YOUR INSTRUCTIONS |
Write out the material exactly, leaving every picture behind.

++++++++++++++++++++

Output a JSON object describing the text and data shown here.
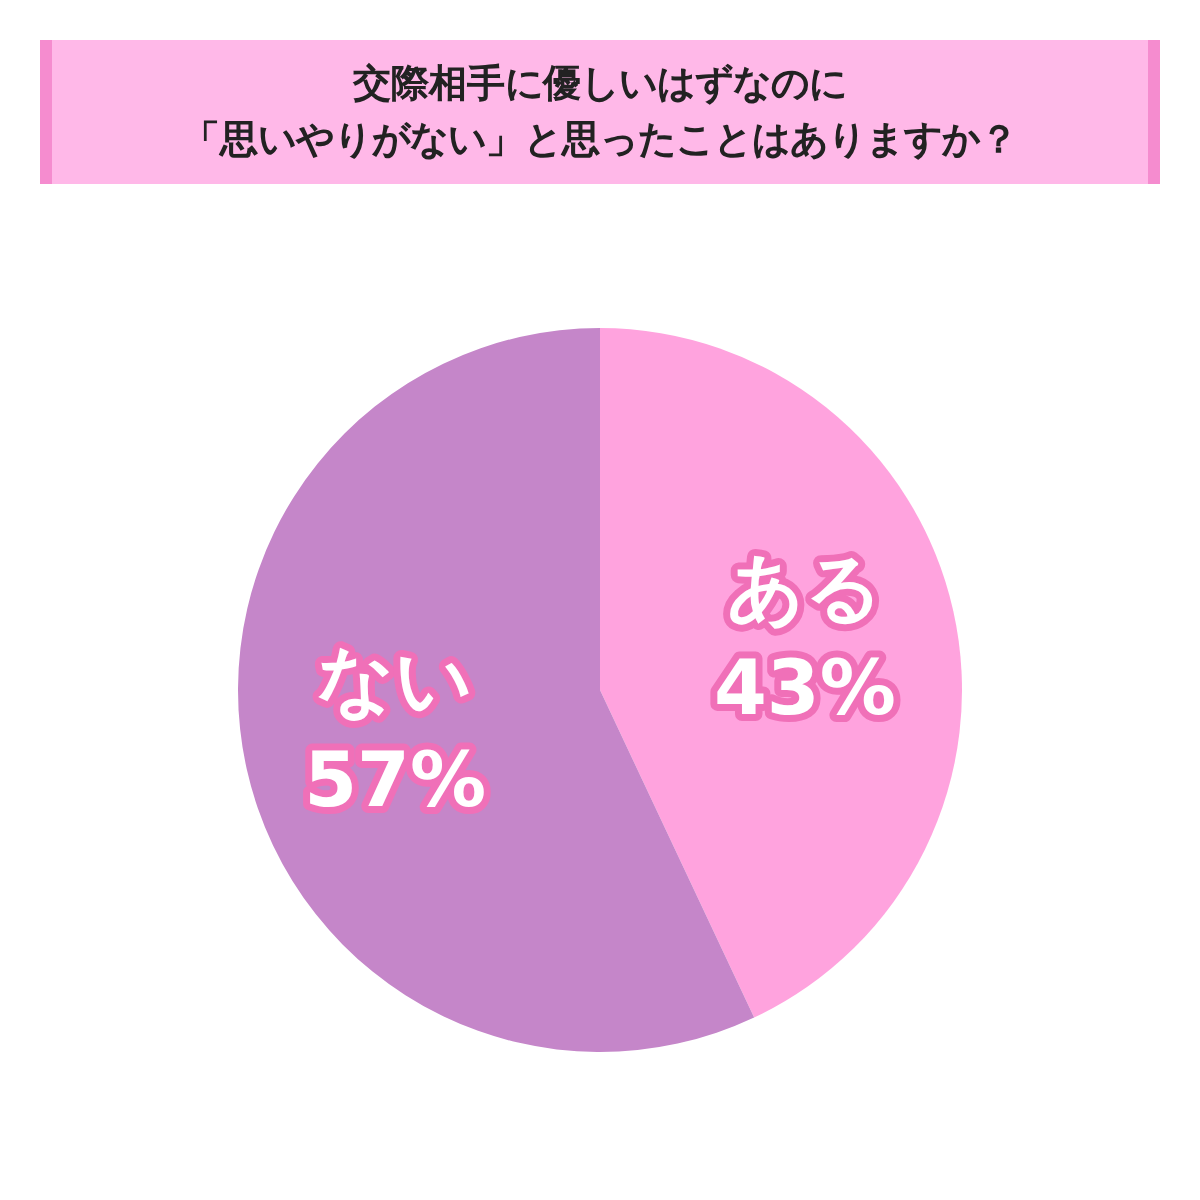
{
  "chart_data": {
    "type": "pie",
    "title": "交際相手に優しいはずなのに",
    "subtitle": "「思いやりがない」と思ったことはありますか？",
    "categories": [
      "ある",
      "ない"
    ],
    "values": [
      43,
      57
    ],
    "colors": [
      "#ffa3de",
      "#c586c9"
    ],
    "value_labels": [
      "43%",
      "57%"
    ],
    "legend": false
  }
}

++++++++++++++++++++

THE OUTPUT |
Output a JSON object describing the text and data shown here.
{
  "chart_data": {
    "type": "pie",
    "title": "交際相手に優しいはずなのに",
    "subtitle": "「思いやりがない」と思ったことはありますか？",
    "categories": [
      "ある",
      "ない"
    ],
    "values": [
      43,
      57
    ],
    "colors": [
      "#ffa3de",
      "#c586c9"
    ],
    "value_labels": [
      "43%",
      "57%"
    ],
    "legend": false
  }
}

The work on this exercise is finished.